Your task is to gather the lines below that hold the string "JSON".

- Opening Delimiter -

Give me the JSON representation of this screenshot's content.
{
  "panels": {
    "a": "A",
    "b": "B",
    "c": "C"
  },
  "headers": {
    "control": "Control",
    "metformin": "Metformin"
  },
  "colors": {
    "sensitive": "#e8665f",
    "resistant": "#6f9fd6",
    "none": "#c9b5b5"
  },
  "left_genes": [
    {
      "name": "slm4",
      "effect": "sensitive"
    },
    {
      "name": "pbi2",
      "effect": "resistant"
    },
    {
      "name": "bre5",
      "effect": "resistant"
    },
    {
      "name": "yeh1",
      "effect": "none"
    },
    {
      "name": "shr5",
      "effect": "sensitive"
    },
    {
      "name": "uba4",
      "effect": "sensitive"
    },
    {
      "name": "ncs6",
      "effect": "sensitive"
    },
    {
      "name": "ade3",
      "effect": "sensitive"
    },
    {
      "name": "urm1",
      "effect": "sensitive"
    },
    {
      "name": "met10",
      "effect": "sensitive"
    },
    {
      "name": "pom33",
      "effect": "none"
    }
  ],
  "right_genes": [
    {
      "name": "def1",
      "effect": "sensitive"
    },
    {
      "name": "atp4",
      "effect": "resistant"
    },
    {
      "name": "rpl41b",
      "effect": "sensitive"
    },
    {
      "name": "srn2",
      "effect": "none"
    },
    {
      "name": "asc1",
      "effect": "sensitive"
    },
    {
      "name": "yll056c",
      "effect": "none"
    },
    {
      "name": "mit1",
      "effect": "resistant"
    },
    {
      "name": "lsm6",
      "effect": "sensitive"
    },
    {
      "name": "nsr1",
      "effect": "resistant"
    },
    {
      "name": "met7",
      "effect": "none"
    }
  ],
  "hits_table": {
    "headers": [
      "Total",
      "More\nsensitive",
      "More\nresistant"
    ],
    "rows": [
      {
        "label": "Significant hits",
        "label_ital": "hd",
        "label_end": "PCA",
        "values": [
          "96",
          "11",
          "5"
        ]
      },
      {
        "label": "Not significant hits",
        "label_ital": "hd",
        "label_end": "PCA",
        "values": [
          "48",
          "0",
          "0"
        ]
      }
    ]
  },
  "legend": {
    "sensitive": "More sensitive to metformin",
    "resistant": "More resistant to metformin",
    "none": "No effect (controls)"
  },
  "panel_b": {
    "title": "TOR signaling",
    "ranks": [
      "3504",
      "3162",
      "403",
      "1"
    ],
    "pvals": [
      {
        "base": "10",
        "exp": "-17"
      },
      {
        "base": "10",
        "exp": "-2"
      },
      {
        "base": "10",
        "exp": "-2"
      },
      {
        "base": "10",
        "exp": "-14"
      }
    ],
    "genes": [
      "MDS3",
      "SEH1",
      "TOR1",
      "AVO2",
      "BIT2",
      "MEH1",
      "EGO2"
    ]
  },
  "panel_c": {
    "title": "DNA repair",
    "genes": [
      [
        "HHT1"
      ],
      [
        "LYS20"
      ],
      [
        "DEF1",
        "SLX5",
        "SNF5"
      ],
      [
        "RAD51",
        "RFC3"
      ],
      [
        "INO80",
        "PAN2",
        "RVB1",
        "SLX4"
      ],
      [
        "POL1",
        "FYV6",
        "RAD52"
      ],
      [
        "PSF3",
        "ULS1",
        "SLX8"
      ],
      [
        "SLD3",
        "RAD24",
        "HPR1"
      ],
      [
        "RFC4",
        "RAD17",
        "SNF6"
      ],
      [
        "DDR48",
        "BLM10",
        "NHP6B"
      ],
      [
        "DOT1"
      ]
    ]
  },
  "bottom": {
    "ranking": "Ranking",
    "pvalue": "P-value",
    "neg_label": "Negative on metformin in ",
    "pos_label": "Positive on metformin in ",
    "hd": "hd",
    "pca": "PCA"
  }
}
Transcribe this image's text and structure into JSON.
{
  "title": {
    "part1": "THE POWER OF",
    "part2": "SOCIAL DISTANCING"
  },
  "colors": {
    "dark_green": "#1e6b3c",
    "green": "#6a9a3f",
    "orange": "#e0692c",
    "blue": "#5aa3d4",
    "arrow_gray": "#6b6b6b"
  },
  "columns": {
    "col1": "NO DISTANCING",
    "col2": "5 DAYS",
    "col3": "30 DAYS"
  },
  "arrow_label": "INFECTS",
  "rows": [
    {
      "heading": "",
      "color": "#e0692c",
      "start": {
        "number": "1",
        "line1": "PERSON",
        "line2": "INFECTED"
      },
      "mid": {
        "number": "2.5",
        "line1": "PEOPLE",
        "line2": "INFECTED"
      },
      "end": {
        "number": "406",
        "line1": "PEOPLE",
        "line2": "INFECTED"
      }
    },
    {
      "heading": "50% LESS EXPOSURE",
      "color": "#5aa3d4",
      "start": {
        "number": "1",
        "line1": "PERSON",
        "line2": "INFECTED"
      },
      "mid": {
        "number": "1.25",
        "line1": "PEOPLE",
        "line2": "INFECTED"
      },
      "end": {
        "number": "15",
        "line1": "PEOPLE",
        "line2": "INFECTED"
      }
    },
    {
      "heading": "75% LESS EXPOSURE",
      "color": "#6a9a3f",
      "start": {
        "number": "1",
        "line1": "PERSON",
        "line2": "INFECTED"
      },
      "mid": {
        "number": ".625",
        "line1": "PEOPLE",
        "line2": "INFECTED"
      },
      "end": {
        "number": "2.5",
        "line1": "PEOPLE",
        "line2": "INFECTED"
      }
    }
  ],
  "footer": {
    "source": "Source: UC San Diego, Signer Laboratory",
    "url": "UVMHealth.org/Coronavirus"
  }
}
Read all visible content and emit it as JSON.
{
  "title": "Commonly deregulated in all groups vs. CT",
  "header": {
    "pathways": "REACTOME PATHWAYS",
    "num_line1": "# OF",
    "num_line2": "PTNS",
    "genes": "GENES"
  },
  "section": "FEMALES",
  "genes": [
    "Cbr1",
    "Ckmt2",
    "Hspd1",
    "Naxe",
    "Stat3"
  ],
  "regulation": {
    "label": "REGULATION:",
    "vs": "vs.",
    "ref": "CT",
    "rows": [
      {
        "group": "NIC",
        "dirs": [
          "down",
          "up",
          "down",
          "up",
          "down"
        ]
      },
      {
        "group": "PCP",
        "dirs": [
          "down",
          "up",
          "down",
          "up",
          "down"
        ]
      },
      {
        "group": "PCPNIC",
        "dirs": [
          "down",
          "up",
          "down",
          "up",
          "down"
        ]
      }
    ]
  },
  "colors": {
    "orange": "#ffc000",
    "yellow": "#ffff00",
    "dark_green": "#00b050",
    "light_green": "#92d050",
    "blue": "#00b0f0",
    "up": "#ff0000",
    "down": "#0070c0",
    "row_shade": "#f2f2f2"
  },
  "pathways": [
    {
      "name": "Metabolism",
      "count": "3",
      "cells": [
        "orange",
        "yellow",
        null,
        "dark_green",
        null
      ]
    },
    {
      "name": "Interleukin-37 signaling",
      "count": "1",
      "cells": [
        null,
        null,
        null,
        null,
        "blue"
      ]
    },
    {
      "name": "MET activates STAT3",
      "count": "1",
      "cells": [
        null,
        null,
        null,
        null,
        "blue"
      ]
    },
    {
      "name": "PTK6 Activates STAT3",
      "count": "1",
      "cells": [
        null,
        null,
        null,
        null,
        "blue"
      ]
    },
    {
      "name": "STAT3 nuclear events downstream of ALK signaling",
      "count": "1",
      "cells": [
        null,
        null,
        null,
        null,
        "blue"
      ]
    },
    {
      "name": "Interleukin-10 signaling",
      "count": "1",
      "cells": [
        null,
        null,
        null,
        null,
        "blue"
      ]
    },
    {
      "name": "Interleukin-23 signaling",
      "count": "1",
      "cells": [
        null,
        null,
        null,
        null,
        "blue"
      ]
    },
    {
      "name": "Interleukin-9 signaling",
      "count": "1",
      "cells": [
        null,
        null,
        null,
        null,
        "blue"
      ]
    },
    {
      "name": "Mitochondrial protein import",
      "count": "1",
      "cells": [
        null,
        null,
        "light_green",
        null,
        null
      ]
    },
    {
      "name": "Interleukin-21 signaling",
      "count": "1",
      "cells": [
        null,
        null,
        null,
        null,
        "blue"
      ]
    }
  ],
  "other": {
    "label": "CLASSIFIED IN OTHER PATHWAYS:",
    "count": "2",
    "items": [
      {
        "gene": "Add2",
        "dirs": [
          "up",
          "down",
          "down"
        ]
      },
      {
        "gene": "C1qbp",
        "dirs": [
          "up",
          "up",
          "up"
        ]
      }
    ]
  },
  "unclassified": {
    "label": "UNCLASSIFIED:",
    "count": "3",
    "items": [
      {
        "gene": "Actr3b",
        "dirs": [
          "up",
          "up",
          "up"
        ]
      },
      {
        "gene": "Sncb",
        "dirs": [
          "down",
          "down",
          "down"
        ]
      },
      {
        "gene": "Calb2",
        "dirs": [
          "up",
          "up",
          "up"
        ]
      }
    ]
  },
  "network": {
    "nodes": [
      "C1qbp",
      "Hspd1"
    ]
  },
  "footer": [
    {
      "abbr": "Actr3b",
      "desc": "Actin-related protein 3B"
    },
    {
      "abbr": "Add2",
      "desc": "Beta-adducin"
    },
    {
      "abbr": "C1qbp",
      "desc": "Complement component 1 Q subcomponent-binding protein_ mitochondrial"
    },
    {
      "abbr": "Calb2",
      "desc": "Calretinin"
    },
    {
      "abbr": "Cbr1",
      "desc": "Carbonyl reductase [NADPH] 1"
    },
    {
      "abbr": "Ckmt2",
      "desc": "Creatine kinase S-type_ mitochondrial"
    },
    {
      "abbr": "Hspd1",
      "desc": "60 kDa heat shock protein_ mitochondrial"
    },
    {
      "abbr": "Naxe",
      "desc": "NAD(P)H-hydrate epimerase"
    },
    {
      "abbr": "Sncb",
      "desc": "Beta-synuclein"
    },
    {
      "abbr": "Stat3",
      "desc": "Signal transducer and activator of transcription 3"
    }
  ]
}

- Closing Delimiter -

**YOUR RESPONSE:**
Give me the JSON representation of this screenshot's content.
Transcribe this image's text and structure into JSON.
Read all visible content and emit it as JSON.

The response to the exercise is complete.